Data entries:

<<<<

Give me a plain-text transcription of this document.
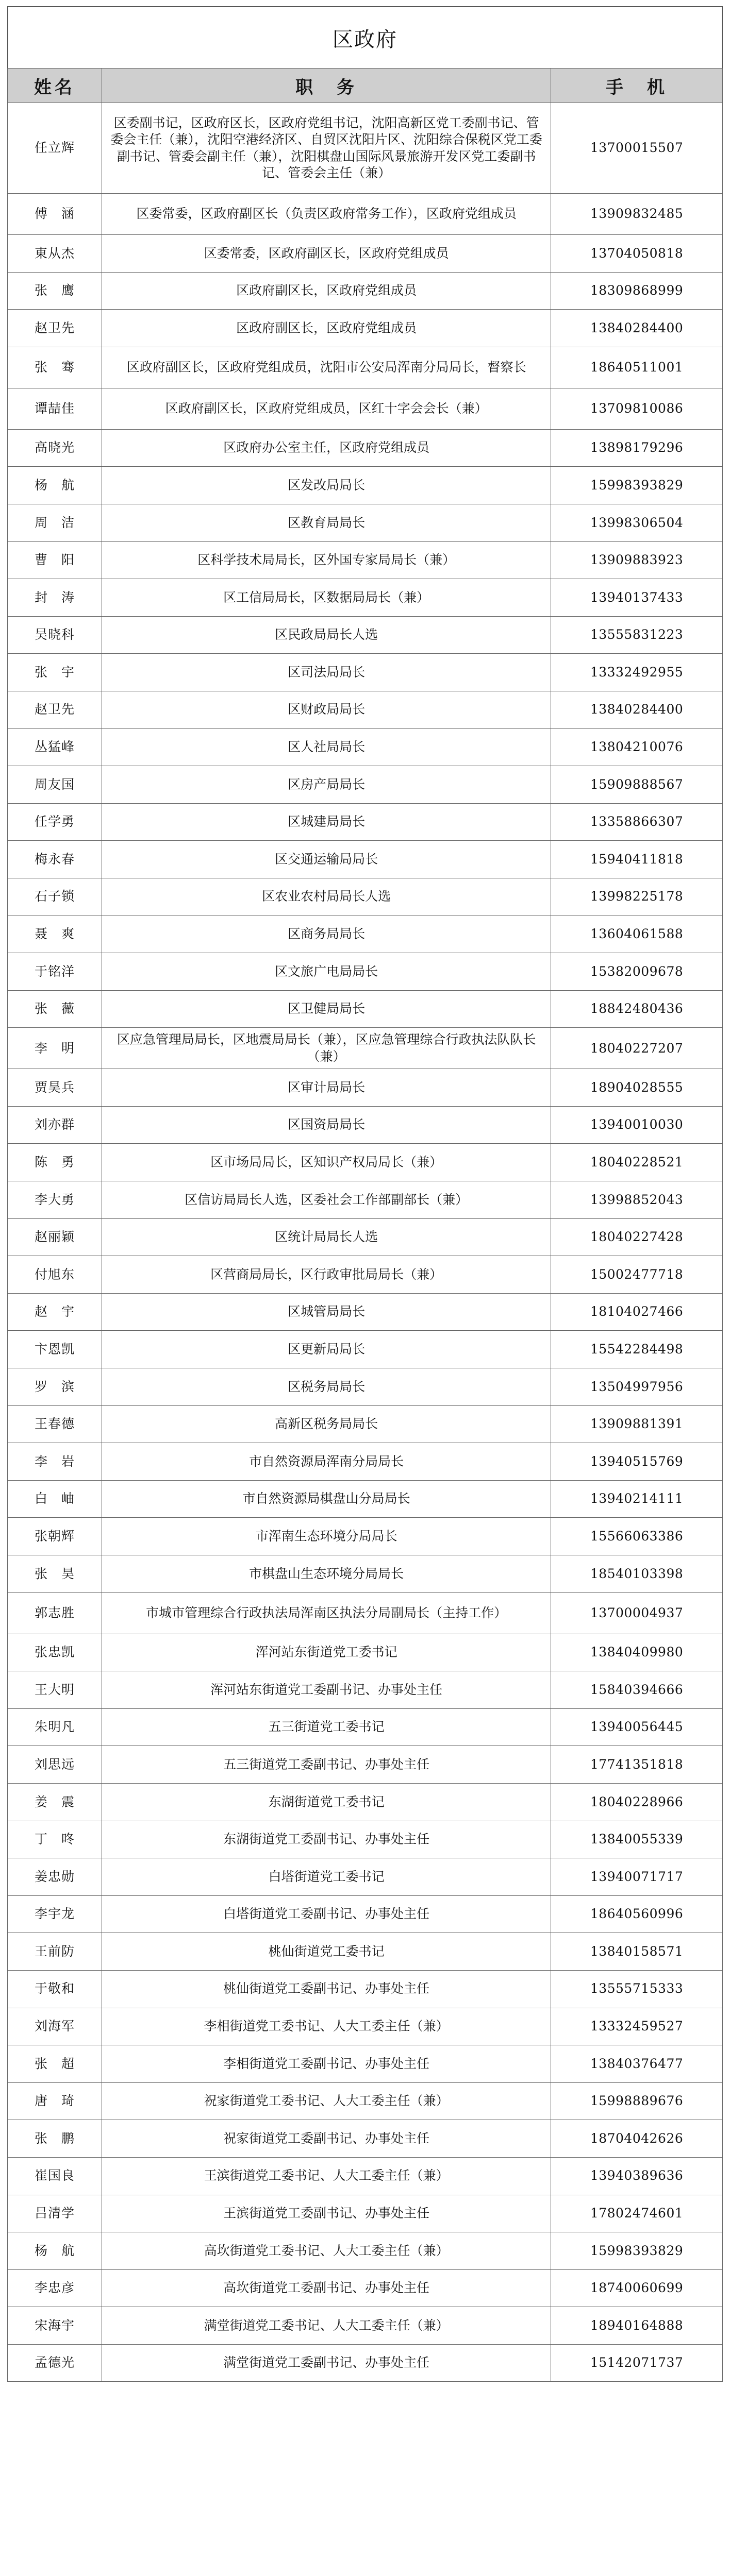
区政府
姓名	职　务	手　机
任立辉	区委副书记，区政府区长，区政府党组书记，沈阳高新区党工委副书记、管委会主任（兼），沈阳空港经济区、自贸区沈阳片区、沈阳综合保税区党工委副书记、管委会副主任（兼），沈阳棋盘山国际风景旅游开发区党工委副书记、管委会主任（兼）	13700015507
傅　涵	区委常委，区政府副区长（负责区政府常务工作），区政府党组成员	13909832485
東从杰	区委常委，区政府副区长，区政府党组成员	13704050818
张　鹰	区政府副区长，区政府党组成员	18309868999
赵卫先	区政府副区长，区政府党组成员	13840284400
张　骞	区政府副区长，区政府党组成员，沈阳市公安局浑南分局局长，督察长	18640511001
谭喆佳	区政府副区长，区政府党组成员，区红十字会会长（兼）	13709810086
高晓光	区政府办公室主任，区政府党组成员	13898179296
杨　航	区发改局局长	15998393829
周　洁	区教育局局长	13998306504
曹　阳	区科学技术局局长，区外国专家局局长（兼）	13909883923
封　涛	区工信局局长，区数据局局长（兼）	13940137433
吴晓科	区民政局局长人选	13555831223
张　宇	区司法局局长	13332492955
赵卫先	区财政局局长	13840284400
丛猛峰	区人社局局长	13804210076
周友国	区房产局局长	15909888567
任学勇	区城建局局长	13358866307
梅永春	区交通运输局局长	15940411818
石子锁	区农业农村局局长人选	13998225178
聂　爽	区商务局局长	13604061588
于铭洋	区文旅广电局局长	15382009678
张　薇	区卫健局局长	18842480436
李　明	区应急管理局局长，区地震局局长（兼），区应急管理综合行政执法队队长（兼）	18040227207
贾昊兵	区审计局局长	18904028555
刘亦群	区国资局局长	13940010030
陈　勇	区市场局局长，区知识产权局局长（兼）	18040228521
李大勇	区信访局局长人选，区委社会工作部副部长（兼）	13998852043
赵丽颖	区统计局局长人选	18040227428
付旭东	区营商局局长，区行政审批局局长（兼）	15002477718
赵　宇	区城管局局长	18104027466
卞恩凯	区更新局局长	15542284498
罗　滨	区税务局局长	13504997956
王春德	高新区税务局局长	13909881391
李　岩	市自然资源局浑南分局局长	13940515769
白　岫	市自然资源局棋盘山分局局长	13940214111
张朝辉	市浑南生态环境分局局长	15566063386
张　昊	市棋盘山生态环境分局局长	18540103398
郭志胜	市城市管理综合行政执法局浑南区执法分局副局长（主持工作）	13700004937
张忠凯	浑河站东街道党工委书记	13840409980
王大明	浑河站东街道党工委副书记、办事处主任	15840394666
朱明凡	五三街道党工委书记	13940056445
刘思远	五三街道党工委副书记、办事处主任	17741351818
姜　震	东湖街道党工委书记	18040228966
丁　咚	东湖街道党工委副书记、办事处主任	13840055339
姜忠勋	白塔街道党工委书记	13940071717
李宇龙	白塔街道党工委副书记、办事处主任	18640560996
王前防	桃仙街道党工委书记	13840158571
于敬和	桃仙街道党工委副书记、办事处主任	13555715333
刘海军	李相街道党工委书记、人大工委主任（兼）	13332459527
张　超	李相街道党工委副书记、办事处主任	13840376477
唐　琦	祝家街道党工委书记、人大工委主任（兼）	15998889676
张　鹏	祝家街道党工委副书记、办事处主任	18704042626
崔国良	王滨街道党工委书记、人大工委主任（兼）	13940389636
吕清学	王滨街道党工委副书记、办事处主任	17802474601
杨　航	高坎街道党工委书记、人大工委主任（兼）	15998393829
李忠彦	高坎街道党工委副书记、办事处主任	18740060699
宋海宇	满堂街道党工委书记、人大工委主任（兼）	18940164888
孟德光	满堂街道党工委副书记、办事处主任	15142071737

>>>>

Objective:
Keep the pictures out of the copy and write out the data exactly as it stands.

Full answer:
Give me a plain-text transcription of this document.
区政府
姓名	职　务	手　机
任立辉	区委副书记，区政府区长，区政府党组书记，沈阳高新区党工委副书记、管委会主任（兼），沈阳空港经济区、自贸区沈阳片区、沈阳综合保税区党工委副书记、管委会副主任（兼），沈阳棋盘山国际风景旅游开发区党工委副书记、管委会主任（兼）	13700015507
傅　涵	区委常委，区政府副区长（负责区政府常务工作），区政府党组成员	13909832485
東从杰	区委常委，区政府副区长，区政府党组成员	13704050818
张　鹰	区政府副区长，区政府党组成员	18309868999
赵卫先	区政府副区长，区政府党组成员	13840284400
张　骞	区政府副区长，区政府党组成员，沈阳市公安局浑南分局局长，督察长	18640511001
谭喆佳	区政府副区长，区政府党组成员，区红十字会会长（兼）	13709810086
高晓光	区政府办公室主任，区政府党组成员	13898179296
杨　航	区发改局局长	15998393829
周　洁	区教育局局长	13998306504
曹　阳	区科学技术局局长，区外国专家局局长（兼）	13909883923
封　涛	区工信局局长，区数据局局长（兼）	13940137433
吴晓科	区民政局局长人选	13555831223
张　宇	区司法局局长	13332492955
赵卫先	区财政局局长	13840284400
丛猛峰	区人社局局长	13804210076
周友国	区房产局局长	15909888567
任学勇	区城建局局长	13358866307
梅永春	区交通运输局局长	15940411818
石子锁	区农业农村局局长人选	13998225178
聂　爽	区商务局局长	13604061588
于铭洋	区文旅广电局局长	15382009678
张　薇	区卫健局局长	18842480436
李　明	区应急管理局局长，区地震局局长（兼），区应急管理综合行政执法队队长（兼）	18040227207
贾昊兵	区审计局局长	18904028555
刘亦群	区国资局局长	13940010030
陈　勇	区市场局局长，区知识产权局局长（兼）	18040228521
李大勇	区信访局局长人选，区委社会工作部副部长（兼）	13998852043
赵丽颖	区统计局局长人选	18040227428
付旭东	区营商局局长，区行政审批局局长（兼）	15002477718
赵　宇	区城管局局长	18104027466
卞恩凯	区更新局局长	15542284498
罗　滨	区税务局局长	13504997956
王春德	高新区税务局局长	13909881391
李　岩	市自然资源局浑南分局局长	13940515769
白　岫	市自然资源局棋盘山分局局长	13940214111
张朝辉	市浑南生态环境分局局长	15566063386
张　昊	市棋盘山生态环境分局局长	18540103398
郭志胜	市城市管理综合行政执法局浑南区执法分局副局长（主持工作）	13700004937
张忠凯	浑河站东街道党工委书记	13840409980
王大明	浑河站东街道党工委副书记、办事处主任	15840394666
朱明凡	五三街道党工委书记	13940056445
刘思远	五三街道党工委副书记、办事处主任	17741351818
姜　震	东湖街道党工委书记	18040228966
丁　咚	东湖街道党工委副书记、办事处主任	13840055339
姜忠勋	白塔街道党工委书记	13940071717
李宇龙	白塔街道党工委副书记、办事处主任	18640560996
王前防	桃仙街道党工委书记	13840158571
于敬和	桃仙街道党工委副书记、办事处主任	13555715333
刘海军	李相街道党工委书记、人大工委主任（兼）	13332459527
张　超	李相街道党工委副书记、办事处主任	13840376477
唐　琦	祝家街道党工委书记、人大工委主任（兼）	15998889676
张　鹏	祝家街道党工委副书记、办事处主任	18704042626
崔国良	王滨街道党工委书记、人大工委主任（兼）	13940389636
吕清学	王滨街道党工委副书记、办事处主任	17802474601
杨　航	高坎街道党工委书记、人大工委主任（兼）	15998393829
李忠彦	高坎街道党工委副书记、办事处主任	18740060699
宋海宇	满堂街道党工委书记、人大工委主任（兼）	18940164888
孟德光	满堂街道党工委副书记、办事处主任	15142071737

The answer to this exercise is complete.